═══ Entries supplied

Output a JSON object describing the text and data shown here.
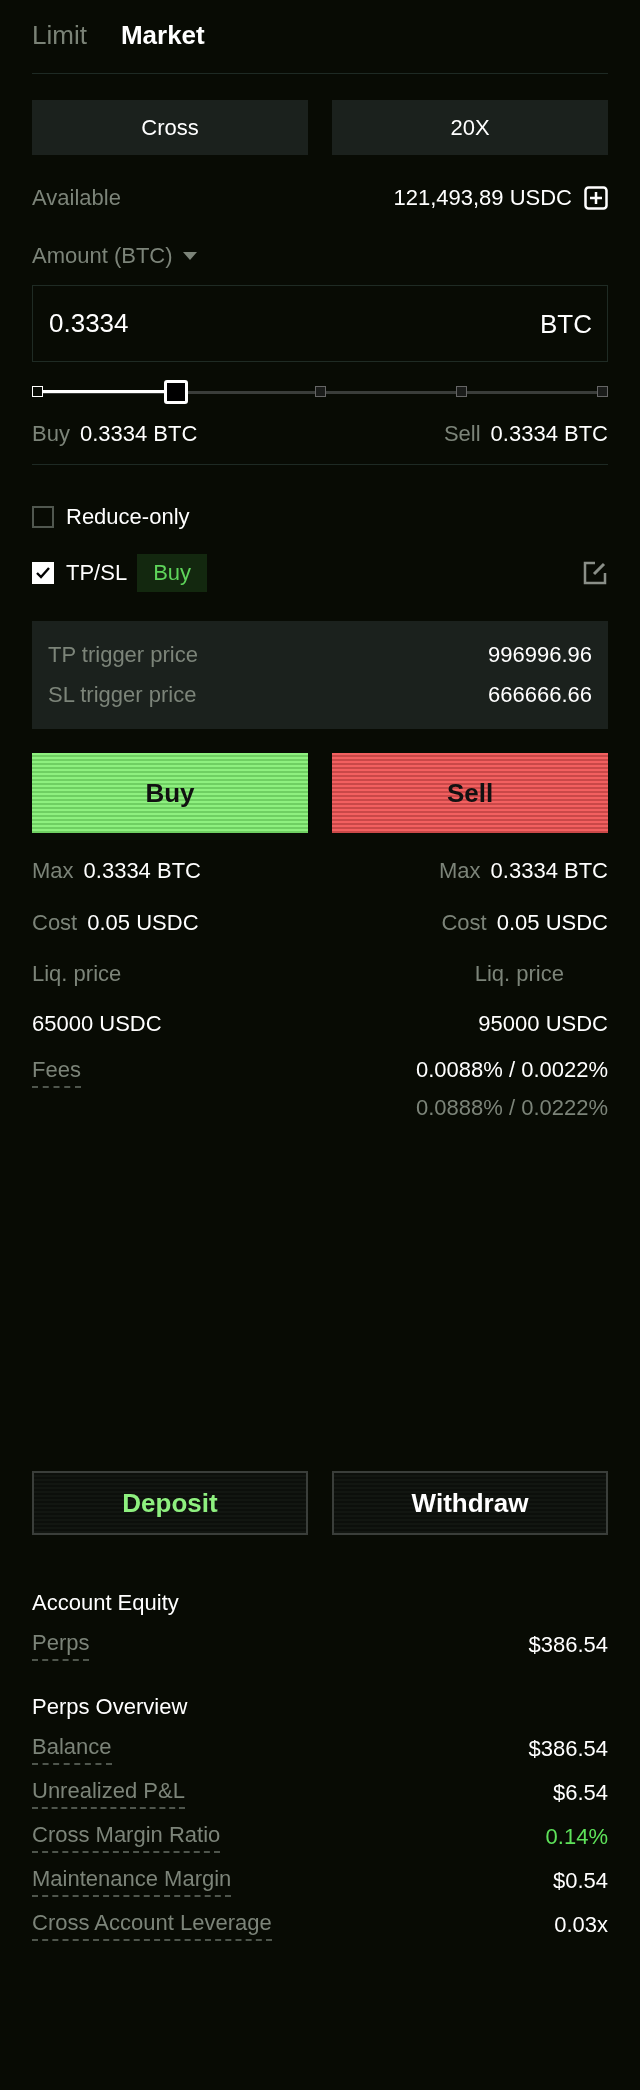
{
  "tabs": [
    {
      "label": "Limit",
      "selected": false
    },
    {
      "label": "Market",
      "selected": true
    }
  ],
  "mode_buttons": [
    "Cross",
    "20X"
  ],
  "available": {
    "label": "Available",
    "value": "121,493,89 USDC"
  },
  "amount": {
    "label": "Amount (BTC)",
    "value": "0.3334",
    "unit": "BTC"
  },
  "slider": {
    "level": 0.25
  },
  "size_summary": [
    {
      "label": "Buy",
      "value": "0.3334 BTC"
    },
    {
      "label": "Sell",
      "value": "0.3334 BTC"
    }
  ],
  "options": [
    {
      "label": "Reduce-only",
      "checked": false
    },
    {
      "label": "TP/SL",
      "checked": true,
      "badge": "Buy"
    }
  ],
  "triggers": [
    {
      "label": "TP trigger price",
      "value": "996996.96"
    },
    {
      "label": "SL trigger price",
      "value": "666666.66"
    }
  ],
  "actions": [
    {
      "label": "Buy",
      "kind": "buy"
    },
    {
      "label": "Sell",
      "kind": "sell"
    }
  ],
  "order_info": [
    {
      "left": {
        "label": "Max",
        "value": "0.3334 BTC"
      },
      "right": {
        "label": "Max",
        "value": "0.3334 BTC"
      }
    },
    {
      "left": {
        "label": "Cost",
        "value": "0.05 USDC"
      },
      "right": {
        "label": "Cost",
        "value": "0.05 USDC"
      }
    }
  ],
  "liquidation": {
    "left": {
      "label": "Liq. price",
      "value": "65000 USDC"
    },
    "right": {
      "label": "Liq. price",
      "value": "95000 USDC"
    }
  },
  "fees": {
    "label": "Fees",
    "values": [
      "0.0088% / 0.0022%",
      "0.0888% / 0.0222%"
    ]
  },
  "transfer_buttons": [
    {
      "label": "Deposit",
      "kind": "primary"
    },
    {
      "label": "Withdraw",
      "kind": "secondary"
    }
  ],
  "account_equity": {
    "title": "Account Equity",
    "rows": [
      {
        "label": "Perps",
        "value": "$386.54",
        "color": "#ffffff"
      }
    ]
  },
  "perps_overview": {
    "title": "Perps Overview",
    "rows": [
      {
        "label": "Balance",
        "value": "$386.54",
        "color": "#ffffff"
      },
      {
        "label": "Unrealized P&L",
        "value": "$6.54",
        "color": "#ffffff"
      },
      {
        "label": "Cross Margin Ratio",
        "value": "0.14%",
        "color": "#5ee25a"
      },
      {
        "label": "Maintenance Margin",
        "value": "$0.54",
        "color": "#ffffff"
      },
      {
        "label": "Cross Account Leverage",
        "value": "0.03x",
        "color": "#ffffff"
      }
    ]
  }
}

══════

Task brief
Set the entries down again exactly. Do not include the images.

Answer in full
Output a JSON object describing the text and data shown here.
{
  "tabs": [
    {
      "label": "Limit",
      "selected": false
    },
    {
      "label": "Market",
      "selected": true
    }
  ],
  "mode_buttons": [
    "Cross",
    "20X"
  ],
  "available": {
    "label": "Available",
    "value": "121,493,89 USDC"
  },
  "amount": {
    "label": "Amount (BTC)",
    "value": "0.3334",
    "unit": "BTC"
  },
  "slider": {
    "level": 0.25
  },
  "size_summary": [
    {
      "label": "Buy",
      "value": "0.3334 BTC"
    },
    {
      "label": "Sell",
      "value": "0.3334 BTC"
    }
  ],
  "options": [
    {
      "label": "Reduce-only",
      "checked": false
    },
    {
      "label": "TP/SL",
      "checked": true,
      "badge": "Buy"
    }
  ],
  "triggers": [
    {
      "label": "TP trigger price",
      "value": "996996.96"
    },
    {
      "label": "SL trigger price",
      "value": "666666.66"
    }
  ],
  "actions": [
    {
      "label": "Buy",
      "kind": "buy"
    },
    {
      "label": "Sell",
      "kind": "sell"
    }
  ],
  "order_info": [
    {
      "left": {
        "label": "Max",
        "value": "0.3334 BTC"
      },
      "right": {
        "label": "Max",
        "value": "0.3334 BTC"
      }
    },
    {
      "left": {
        "label": "Cost",
        "value": "0.05 USDC"
      },
      "right": {
        "label": "Cost",
        "value": "0.05 USDC"
      }
    }
  ],
  "liquidation": {
    "left": {
      "label": "Liq. price",
      "value": "65000 USDC"
    },
    "right": {
      "label": "Liq. price",
      "value": "95000 USDC"
    }
  },
  "fees": {
    "label": "Fees",
    "values": [
      "0.0088% / 0.0022%",
      "0.0888% / 0.0222%"
    ]
  },
  "transfer_buttons": [
    {
      "label": "Deposit",
      "kind": "primary"
    },
    {
      "label": "Withdraw",
      "kind": "secondary"
    }
  ],
  "account_equity": {
    "title": "Account Equity",
    "rows": [
      {
        "label": "Perps",
        "value": "$386.54",
        "color": "#ffffff"
      }
    ]
  },
  "perps_overview": {
    "title": "Perps Overview",
    "rows": [
      {
        "label": "Balance",
        "value": "$386.54",
        "color": "#ffffff"
      },
      {
        "label": "Unrealized P&L",
        "value": "$6.54",
        "color": "#ffffff"
      },
      {
        "label": "Cross Margin Ratio",
        "value": "0.14%",
        "color": "#5ee25a"
      },
      {
        "label": "Maintenance Margin",
        "value": "$0.54",
        "color": "#ffffff"
      },
      {
        "label": "Cross Account Leverage",
        "value": "0.03x",
        "color": "#ffffff"
      }
    ]
  }
}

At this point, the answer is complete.